* [WHAT THIS TASK INVOLVES]:
Quote, word for word, every row from the one containing "- legend-label: 3: [717, 246, 724, 261]" down to the one containing "- x-tick-label: 7: [321, 377, 328, 392]", including both of those rows.

* [EXCERPTED DATA]:
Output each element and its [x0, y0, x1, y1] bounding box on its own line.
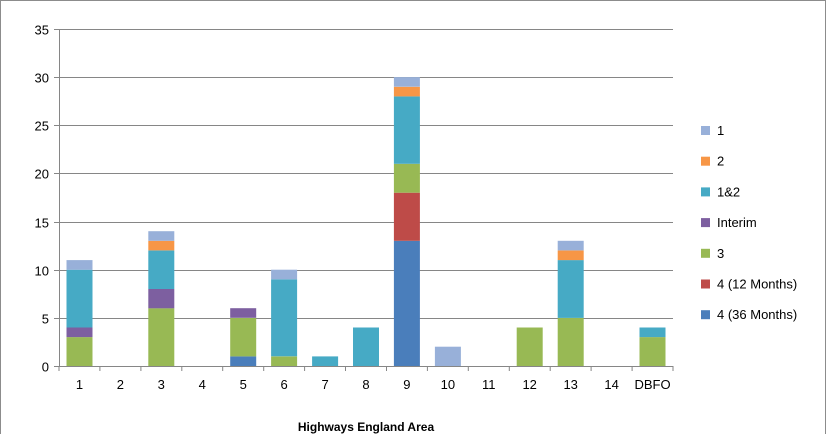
- legend-label: 3: [717, 246, 724, 261]
- legend-swatch: [701, 280, 710, 289]
- x-tick-label: 1: [76, 377, 83, 392]
- bar-segment: [394, 77, 420, 87]
- x-axis-title: Highways England Area: [298, 420, 435, 434]
- bar-segment: [67, 328, 93, 338]
- x-tick-label: 12: [522, 377, 536, 392]
- x-tick-label: 2: [117, 377, 124, 392]
- bar-segment: [148, 289, 174, 308]
- bar-segment: [230, 356, 256, 366]
- x-tick-label: 6: [280, 377, 287, 392]
- bar-segment: [394, 96, 420, 163]
- legend-item: 3: [701, 246, 724, 261]
- bar-segment: [394, 241, 420, 366]
- bar-segment: [394, 164, 420, 193]
- bar-segment: [558, 260, 584, 318]
- bar-segment: [312, 356, 338, 366]
- x-tick-label: 13: [563, 377, 577, 392]
- y-tick-label: 20: [35, 167, 49, 182]
- legend-item: 1: [701, 123, 724, 138]
- bar-segment: [640, 337, 666, 366]
- legend-swatch: [701, 187, 710, 196]
- x-tick-label: 10: [441, 377, 455, 392]
- legend-label: 1&2: [717, 184, 740, 199]
- bars: [67, 77, 666, 366]
- y-tick-label: 35: [35, 23, 49, 38]
- bar-segment: [230, 308, 256, 318]
- x-tick-label: 7: [321, 377, 328, 392]
- legend-swatch: [701, 157, 710, 166]
- bar-segment: [394, 87, 420, 97]
- x-tick-label: 3: [158, 377, 165, 392]
- legend-item: Interim: [701, 215, 757, 230]
- bar-segment: [67, 270, 93, 328]
- y-tick-label: 5: [42, 312, 49, 327]
- bar-segment: [353, 328, 379, 367]
- bar-segment: [558, 318, 584, 366]
- x-tick-labels: 1 2 3 4 5 6 7 8 9 10 11 12 13 14 DBFO: [76, 377, 671, 392]
- bar-segment: [558, 251, 584, 261]
- legend-swatch: [701, 218, 710, 227]
- bar-segment: [271, 270, 297, 280]
- x-tick-label: 9: [403, 377, 410, 392]
- y-tick-label: 15: [35, 216, 49, 231]
- bar-segment: [67, 260, 93, 270]
- legend-label: 4 (36 Months): [717, 307, 797, 322]
- legend-item: 4 (36 Months): [701, 307, 797, 322]
- y-tick-label: 0: [42, 360, 49, 375]
- x-tick-label: 8: [362, 377, 369, 392]
- y-tick-label: 30: [35, 71, 49, 86]
- bar-segment: [230, 318, 256, 357]
- bar-segment: [148, 308, 174, 366]
- legend-swatch: [701, 126, 710, 135]
- x-tick-label: DBFO: [634, 377, 670, 392]
- x-tick-label: 4: [199, 377, 206, 392]
- bar-segment: [67, 337, 93, 366]
- legend-item: 2: [701, 154, 724, 169]
- bar-segment: [435, 347, 461, 366]
- legend-label: Interim: [717, 215, 757, 230]
- bar-segment: [517, 328, 543, 367]
- legend-label: 4 (12 Months): [717, 277, 797, 292]
- y-tick-label: 10: [35, 264, 49, 279]
- bar-segment: [271, 356, 297, 366]
- legend: 1 2 1&2 Interim 3 4 (12 Months) 4 (36 Months): [701, 123, 797, 322]
- legend-item: 1&2: [701, 184, 740, 199]
- bar-segment: [148, 241, 174, 251]
- legend-label: 2: [717, 154, 724, 169]
- bar-segment: [558, 241, 584, 251]
- legend-swatch: [701, 310, 710, 319]
- bar-segment: [148, 251, 174, 290]
- y-tick-label: 25: [35, 119, 49, 134]
- bar-segment: [271, 279, 297, 356]
- bar-segment: [640, 328, 666, 338]
- x-tick-label: 5: [240, 377, 247, 392]
- y-tick-labels: 0 5 10 15 20 25 30 35: [35, 23, 49, 375]
- x-tick-label: 11: [482, 377, 496, 392]
- legend-item: 4 (12 Months): [701, 277, 797, 292]
- bar-segment: [148, 231, 174, 241]
- legend-swatch: [701, 249, 710, 258]
- legend-label: 1: [717, 123, 724, 138]
- bar-segment: [394, 193, 420, 241]
- x-tick-label: 14: [604, 377, 618, 392]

* [EXERCISE ANSWER]:
- legend-label: 3: [717, 246, 724, 261]
- legend-swatch: [701, 280, 710, 289]
- x-tick-label: 1: [76, 377, 83, 392]
- bar-segment: [394, 77, 420, 87]
- x-axis-title: Highways England Area: [298, 420, 435, 434]
- bar-segment: [67, 328, 93, 338]
- x-tick-label: 12: [522, 377, 536, 392]
- x-tick-label: 2: [117, 377, 124, 392]
- bar-segment: [148, 289, 174, 308]
- bar-segment: [230, 356, 256, 366]
- x-tick-label: 6: [280, 377, 287, 392]
- bar-segment: [394, 96, 420, 163]
- legend-item: 3: [701, 246, 724, 261]
- bar-segment: [394, 241, 420, 366]
- bar-segment: [394, 164, 420, 193]
- bar-segment: [558, 260, 584, 318]
- bar-segment: [312, 356, 338, 366]
- x-tick-label: 13: [563, 377, 577, 392]
- y-tick-label: 20: [35, 167, 49, 182]
- legend-item: 1: [701, 123, 724, 138]
- bar-segment: [640, 337, 666, 366]
- legend-swatch: [701, 187, 710, 196]
- x-tick-label: 10: [441, 377, 455, 392]
- legend-label: 1&2: [717, 184, 740, 199]
- bars: [67, 77, 666, 366]
- y-tick-label: 35: [35, 23, 49, 38]
- bar-segment: [230, 308, 256, 318]
- x-tick-label: 7: [321, 377, 328, 392]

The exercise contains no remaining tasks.